START DATA ROWS

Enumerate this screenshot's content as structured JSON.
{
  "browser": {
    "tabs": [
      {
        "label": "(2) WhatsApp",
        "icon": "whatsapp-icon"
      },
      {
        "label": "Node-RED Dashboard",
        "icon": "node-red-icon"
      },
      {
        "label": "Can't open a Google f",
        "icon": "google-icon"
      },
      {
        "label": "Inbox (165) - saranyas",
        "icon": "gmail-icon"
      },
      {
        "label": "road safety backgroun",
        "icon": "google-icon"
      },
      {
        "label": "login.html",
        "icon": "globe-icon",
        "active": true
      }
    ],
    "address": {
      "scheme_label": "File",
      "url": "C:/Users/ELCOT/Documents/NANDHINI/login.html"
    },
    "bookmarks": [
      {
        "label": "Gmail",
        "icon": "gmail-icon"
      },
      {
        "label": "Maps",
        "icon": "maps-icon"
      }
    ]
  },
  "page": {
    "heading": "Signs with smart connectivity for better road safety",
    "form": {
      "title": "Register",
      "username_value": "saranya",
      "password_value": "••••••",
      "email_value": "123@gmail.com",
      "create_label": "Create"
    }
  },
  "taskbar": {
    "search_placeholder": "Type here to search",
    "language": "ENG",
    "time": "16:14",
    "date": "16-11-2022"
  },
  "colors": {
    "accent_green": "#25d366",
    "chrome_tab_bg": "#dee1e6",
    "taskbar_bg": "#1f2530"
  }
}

END DATA ROWS
START DATA ROWS

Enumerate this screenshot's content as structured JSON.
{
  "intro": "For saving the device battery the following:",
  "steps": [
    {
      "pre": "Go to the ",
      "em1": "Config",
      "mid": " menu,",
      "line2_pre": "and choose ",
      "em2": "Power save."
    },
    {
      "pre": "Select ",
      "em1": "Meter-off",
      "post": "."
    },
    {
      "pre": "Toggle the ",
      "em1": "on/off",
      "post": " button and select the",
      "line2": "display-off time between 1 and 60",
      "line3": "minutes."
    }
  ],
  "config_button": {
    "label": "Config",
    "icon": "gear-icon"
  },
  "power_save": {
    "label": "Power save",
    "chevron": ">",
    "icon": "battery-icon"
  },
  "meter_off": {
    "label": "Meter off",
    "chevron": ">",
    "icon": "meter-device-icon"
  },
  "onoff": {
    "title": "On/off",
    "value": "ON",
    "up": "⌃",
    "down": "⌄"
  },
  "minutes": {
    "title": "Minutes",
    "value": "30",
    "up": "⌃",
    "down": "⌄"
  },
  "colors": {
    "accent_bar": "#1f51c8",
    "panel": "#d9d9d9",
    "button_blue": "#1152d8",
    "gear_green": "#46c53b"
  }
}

END DATA ROWS

## YOUR OBJECTIVE
Copy, from the material above, each line in which the string "time" occurs.

## RESULT FOR THIS TASK
    "time": "16:14",
      "line2": "display-off time between 1 and 60",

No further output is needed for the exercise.